>> start Given information

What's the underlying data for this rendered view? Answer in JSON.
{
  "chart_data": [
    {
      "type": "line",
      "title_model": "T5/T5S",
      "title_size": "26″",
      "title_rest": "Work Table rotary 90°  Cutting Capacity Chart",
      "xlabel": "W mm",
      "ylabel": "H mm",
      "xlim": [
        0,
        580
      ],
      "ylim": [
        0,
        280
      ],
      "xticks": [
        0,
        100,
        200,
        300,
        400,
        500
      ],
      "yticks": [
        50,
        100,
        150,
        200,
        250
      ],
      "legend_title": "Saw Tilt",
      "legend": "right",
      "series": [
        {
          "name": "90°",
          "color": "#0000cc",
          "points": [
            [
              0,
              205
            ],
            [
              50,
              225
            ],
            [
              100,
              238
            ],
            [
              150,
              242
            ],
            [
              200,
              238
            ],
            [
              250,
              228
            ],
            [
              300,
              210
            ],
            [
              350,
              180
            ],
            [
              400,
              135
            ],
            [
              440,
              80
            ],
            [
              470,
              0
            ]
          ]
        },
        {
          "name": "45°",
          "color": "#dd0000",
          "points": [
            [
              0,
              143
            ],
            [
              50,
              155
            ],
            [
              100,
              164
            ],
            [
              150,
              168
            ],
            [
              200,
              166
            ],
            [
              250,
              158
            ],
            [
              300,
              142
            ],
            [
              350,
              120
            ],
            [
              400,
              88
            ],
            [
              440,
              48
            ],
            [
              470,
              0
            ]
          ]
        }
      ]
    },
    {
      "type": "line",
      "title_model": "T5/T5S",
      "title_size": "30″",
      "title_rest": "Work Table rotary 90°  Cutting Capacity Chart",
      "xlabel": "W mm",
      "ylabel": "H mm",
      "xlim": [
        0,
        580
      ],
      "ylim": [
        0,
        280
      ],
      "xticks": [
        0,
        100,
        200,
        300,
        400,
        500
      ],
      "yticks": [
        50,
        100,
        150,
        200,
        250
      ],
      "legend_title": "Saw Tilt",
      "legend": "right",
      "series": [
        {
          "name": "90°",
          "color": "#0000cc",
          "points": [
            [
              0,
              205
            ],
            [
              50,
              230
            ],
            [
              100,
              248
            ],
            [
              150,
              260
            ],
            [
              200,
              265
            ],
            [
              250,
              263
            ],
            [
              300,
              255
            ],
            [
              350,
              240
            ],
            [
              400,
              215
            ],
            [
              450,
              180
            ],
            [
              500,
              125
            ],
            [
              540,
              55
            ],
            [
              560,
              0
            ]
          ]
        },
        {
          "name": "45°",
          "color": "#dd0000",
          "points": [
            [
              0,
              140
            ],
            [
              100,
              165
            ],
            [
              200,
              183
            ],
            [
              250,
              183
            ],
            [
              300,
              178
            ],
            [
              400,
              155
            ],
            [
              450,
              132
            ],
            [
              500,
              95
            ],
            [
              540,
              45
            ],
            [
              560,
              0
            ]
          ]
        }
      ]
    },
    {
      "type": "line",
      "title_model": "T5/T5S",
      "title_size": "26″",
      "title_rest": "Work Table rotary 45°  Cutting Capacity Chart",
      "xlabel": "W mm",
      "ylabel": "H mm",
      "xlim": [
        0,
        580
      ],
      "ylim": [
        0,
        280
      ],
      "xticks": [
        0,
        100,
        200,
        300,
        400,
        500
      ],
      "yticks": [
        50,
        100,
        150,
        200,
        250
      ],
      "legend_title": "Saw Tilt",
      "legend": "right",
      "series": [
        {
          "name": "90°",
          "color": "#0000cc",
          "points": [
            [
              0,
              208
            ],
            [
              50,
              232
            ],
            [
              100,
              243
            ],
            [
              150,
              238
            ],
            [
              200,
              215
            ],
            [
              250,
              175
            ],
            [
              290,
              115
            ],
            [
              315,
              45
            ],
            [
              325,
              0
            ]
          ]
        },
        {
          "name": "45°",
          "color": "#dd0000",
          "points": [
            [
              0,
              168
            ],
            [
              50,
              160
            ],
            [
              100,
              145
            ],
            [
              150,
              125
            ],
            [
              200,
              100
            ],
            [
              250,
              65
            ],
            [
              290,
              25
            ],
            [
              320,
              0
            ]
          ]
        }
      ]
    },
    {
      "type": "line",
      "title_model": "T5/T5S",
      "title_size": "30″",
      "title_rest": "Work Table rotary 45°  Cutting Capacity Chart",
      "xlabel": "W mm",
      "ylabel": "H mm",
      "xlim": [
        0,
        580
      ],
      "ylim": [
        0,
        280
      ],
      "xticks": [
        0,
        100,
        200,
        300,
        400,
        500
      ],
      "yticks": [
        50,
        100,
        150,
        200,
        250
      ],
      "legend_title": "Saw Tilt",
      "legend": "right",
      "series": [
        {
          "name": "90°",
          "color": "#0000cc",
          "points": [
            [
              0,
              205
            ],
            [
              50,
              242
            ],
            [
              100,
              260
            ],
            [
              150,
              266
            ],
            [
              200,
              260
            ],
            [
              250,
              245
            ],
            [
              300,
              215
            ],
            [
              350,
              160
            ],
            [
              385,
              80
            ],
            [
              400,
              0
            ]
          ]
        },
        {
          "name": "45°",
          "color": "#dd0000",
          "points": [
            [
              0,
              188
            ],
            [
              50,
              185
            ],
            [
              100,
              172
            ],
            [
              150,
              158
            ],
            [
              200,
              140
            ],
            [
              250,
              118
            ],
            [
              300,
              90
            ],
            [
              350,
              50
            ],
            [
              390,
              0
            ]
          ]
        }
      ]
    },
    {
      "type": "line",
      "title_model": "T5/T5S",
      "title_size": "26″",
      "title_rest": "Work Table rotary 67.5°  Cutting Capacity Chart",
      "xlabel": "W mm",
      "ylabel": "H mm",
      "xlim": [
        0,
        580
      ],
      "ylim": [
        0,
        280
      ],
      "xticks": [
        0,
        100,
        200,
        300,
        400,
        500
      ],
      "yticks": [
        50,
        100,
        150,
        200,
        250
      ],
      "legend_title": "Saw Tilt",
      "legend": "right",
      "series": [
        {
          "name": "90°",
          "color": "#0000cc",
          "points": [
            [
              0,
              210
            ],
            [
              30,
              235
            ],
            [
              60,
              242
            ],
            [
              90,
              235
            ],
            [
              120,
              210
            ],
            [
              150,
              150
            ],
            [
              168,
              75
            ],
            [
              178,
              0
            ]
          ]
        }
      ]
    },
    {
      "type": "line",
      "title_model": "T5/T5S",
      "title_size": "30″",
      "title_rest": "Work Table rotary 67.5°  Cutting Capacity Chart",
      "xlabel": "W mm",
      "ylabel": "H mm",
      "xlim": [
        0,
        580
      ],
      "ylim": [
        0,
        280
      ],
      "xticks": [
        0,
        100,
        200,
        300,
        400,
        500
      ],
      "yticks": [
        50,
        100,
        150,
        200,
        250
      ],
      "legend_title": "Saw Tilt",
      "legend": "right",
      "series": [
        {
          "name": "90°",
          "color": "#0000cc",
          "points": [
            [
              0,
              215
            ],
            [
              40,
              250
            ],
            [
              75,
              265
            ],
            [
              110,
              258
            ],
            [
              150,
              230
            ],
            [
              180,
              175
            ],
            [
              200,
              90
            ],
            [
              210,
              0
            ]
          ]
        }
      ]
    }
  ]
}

>> end Given information

**Exercise objective**
Give back the whole listing exactly as it reads.

**Solution for this problem**
What's the underlying data for this rendered view? Answer in JSON.
{
  "chart_data": [
    {
      "type": "line",
      "title_model": "T5/T5S",
      "title_size": "26″",
      "title_rest": "Work Table rotary 90°  Cutting Capacity Chart",
      "xlabel": "W mm",
      "ylabel": "H mm",
      "xlim": [
        0,
        580
      ],
      "ylim": [
        0,
        280
      ],
      "xticks": [
        0,
        100,
        200,
        300,
        400,
        500
      ],
      "yticks": [
        50,
        100,
        150,
        200,
        250
      ],
      "legend_title": "Saw Tilt",
      "legend": "right",
      "series": [
        {
          "name": "90°",
          "color": "#0000cc",
          "points": [
            [
              0,
              205
            ],
            [
              50,
              225
            ],
            [
              100,
              238
            ],
            [
              150,
              242
            ],
            [
              200,
              238
            ],
            [
              250,
              228
            ],
            [
              300,
              210
            ],
            [
              350,
              180
            ],
            [
              400,
              135
            ],
            [
              440,
              80
            ],
            [
              470,
              0
            ]
          ]
        },
        {
          "name": "45°",
          "color": "#dd0000",
          "points": [
            [
              0,
              143
            ],
            [
              50,
              155
            ],
            [
              100,
              164
            ],
            [
              150,
              168
            ],
            [
              200,
              166
            ],
            [
              250,
              158
            ],
            [
              300,
              142
            ],
            [
              350,
              120
            ],
            [
              400,
              88
            ],
            [
              440,
              48
            ],
            [
              470,
              0
            ]
          ]
        }
      ]
    },
    {
      "type": "line",
      "title_model": "T5/T5S",
      "title_size": "30″",
      "title_rest": "Work Table rotary 90°  Cutting Capacity Chart",
      "xlabel": "W mm",
      "ylabel": "H mm",
      "xlim": [
        0,
        580
      ],
      "ylim": [
        0,
        280
      ],
      "xticks": [
        0,
        100,
        200,
        300,
        400,
        500
      ],
      "yticks": [
        50,
        100,
        150,
        200,
        250
      ],
      "legend_title": "Saw Tilt",
      "legend": "right",
      "series": [
        {
          "name": "90°",
          "color": "#0000cc",
          "points": [
            [
              0,
              205
            ],
            [
              50,
              230
            ],
            [
              100,
              248
            ],
            [
              150,
              260
            ],
            [
              200,
              265
            ],
            [
              250,
              263
            ],
            [
              300,
              255
            ],
            [
              350,
              240
            ],
            [
              400,
              215
            ],
            [
              450,
              180
            ],
            [
              500,
              125
            ],
            [
              540,
              55
            ],
            [
              560,
              0
            ]
          ]
        },
        {
          "name": "45°",
          "color": "#dd0000",
          "points": [
            [
              0,
              140
            ],
            [
              100,
              165
            ],
            [
              200,
              183
            ],
            [
              250,
              183
            ],
            [
              300,
              178
            ],
            [
              400,
              155
            ],
            [
              450,
              132
            ],
            [
              500,
              95
            ],
            [
              540,
              45
            ],
            [
              560,
              0
            ]
          ]
        }
      ]
    },
    {
      "type": "line",
      "title_model": "T5/T5S",
      "title_size": "26″",
      "title_rest": "Work Table rotary 45°  Cutting Capacity Chart",
      "xlabel": "W mm",
      "ylabel": "H mm",
      "xlim": [
        0,
        580
      ],
      "ylim": [
        0,
        280
      ],
      "xticks": [
        0,
        100,
        200,
        300,
        400,
        500
      ],
      "yticks": [
        50,
        100,
        150,
        200,
        250
      ],
      "legend_title": "Saw Tilt",
      "legend": "right",
      "series": [
        {
          "name": "90°",
          "color": "#0000cc",
          "points": [
            [
              0,
              208
            ],
            [
              50,
              232
            ],
            [
              100,
              243
            ],
            [
              150,
              238
            ],
            [
              200,
              215
            ],
            [
              250,
              175
            ],
            [
              290,
              115
            ],
            [
              315,
              45
            ],
            [
              325,
              0
            ]
          ]
        },
        {
          "name": "45°",
          "color": "#dd0000",
          "points": [
            [
              0,
              168
            ],
            [
              50,
              160
            ],
            [
              100,
              145
            ],
            [
              150,
              125
            ],
            [
              200,
              100
            ],
            [
              250,
              65
            ],
            [
              290,
              25
            ],
            [
              320,
              0
            ]
          ]
        }
      ]
    },
    {
      "type": "line",
      "title_model": "T5/T5S",
      "title_size": "30″",
      "title_rest": "Work Table rotary 45°  Cutting Capacity Chart",
      "xlabel": "W mm",
      "ylabel": "H mm",
      "xlim": [
        0,
        580
      ],
      "ylim": [
        0,
        280
      ],
      "xticks": [
        0,
        100,
        200,
        300,
        400,
        500
      ],
      "yticks": [
        50,
        100,
        150,
        200,
        250
      ],
      "legend_title": "Saw Tilt",
      "legend": "right",
      "series": [
        {
          "name": "90°",
          "color": "#0000cc",
          "points": [
            [
              0,
              205
            ],
            [
              50,
              242
            ],
            [
              100,
              260
            ],
            [
              150,
              266
            ],
            [
              200,
              260
            ],
            [
              250,
              245
            ],
            [
              300,
              215
            ],
            [
              350,
              160
            ],
            [
              385,
              80
            ],
            [
              400,
              0
            ]
          ]
        },
        {
          "name": "45°",
          "color": "#dd0000",
          "points": [
            [
              0,
              188
            ],
            [
              50,
              185
            ],
            [
              100,
              172
            ],
            [
              150,
              158
            ],
            [
              200,
              140
            ],
            [
              250,
              118
            ],
            [
              300,
              90
            ],
            [
              350,
              50
            ],
            [
              390,
              0
            ]
          ]
        }
      ]
    },
    {
      "type": "line",
      "title_model": "T5/T5S",
      "title_size": "26″",
      "title_rest": "Work Table rotary 67.5°  Cutting Capacity Chart",
      "xlabel": "W mm",
      "ylabel": "H mm",
      "xlim": [
        0,
        580
      ],
      "ylim": [
        0,
        280
      ],
      "xticks": [
        0,
        100,
        200,
        300,
        400,
        500
      ],
      "yticks": [
        50,
        100,
        150,
        200,
        250
      ],
      "legend_title": "Saw Tilt",
      "legend": "right",
      "series": [
        {
          "name": "90°",
          "color": "#0000cc",
          "points": [
            [
              0,
              210
            ],
            [
              30,
              235
            ],
            [
              60,
              242
            ],
            [
              90,
              235
            ],
            [
              120,
              210
            ],
            [
              150,
              150
            ],
            [
              168,
              75
            ],
            [
              178,
              0
            ]
          ]
        }
      ]
    },
    {
      "type": "line",
      "title_model": "T5/T5S",
      "title_size": "30″",
      "title_rest": "Work Table rotary 67.5°  Cutting Capacity Chart",
      "xlabel": "W mm",
      "ylabel": "H mm",
      "xlim": [
        0,
        580
      ],
      "ylim": [
        0,
        280
      ],
      "xticks": [
        0,
        100,
        200,
        300,
        400,
        500
      ],
      "yticks": [
        50,
        100,
        150,
        200,
        250
      ],
      "legend_title": "Saw Tilt",
      "legend": "right",
      "series": [
        {
          "name": "90°",
          "color": "#0000cc",
          "points": [
            [
              0,
              215
            ],
            [
              40,
              250
            ],
            [
              75,
              265
            ],
            [
              110,
              258
            ],
            [
              150,
              230
            ],
            [
              180,
              175
            ],
            [
              200,
              90
            ],
            [
              210,
              0
            ]
          ]
        }
      ]
    }
  ]
}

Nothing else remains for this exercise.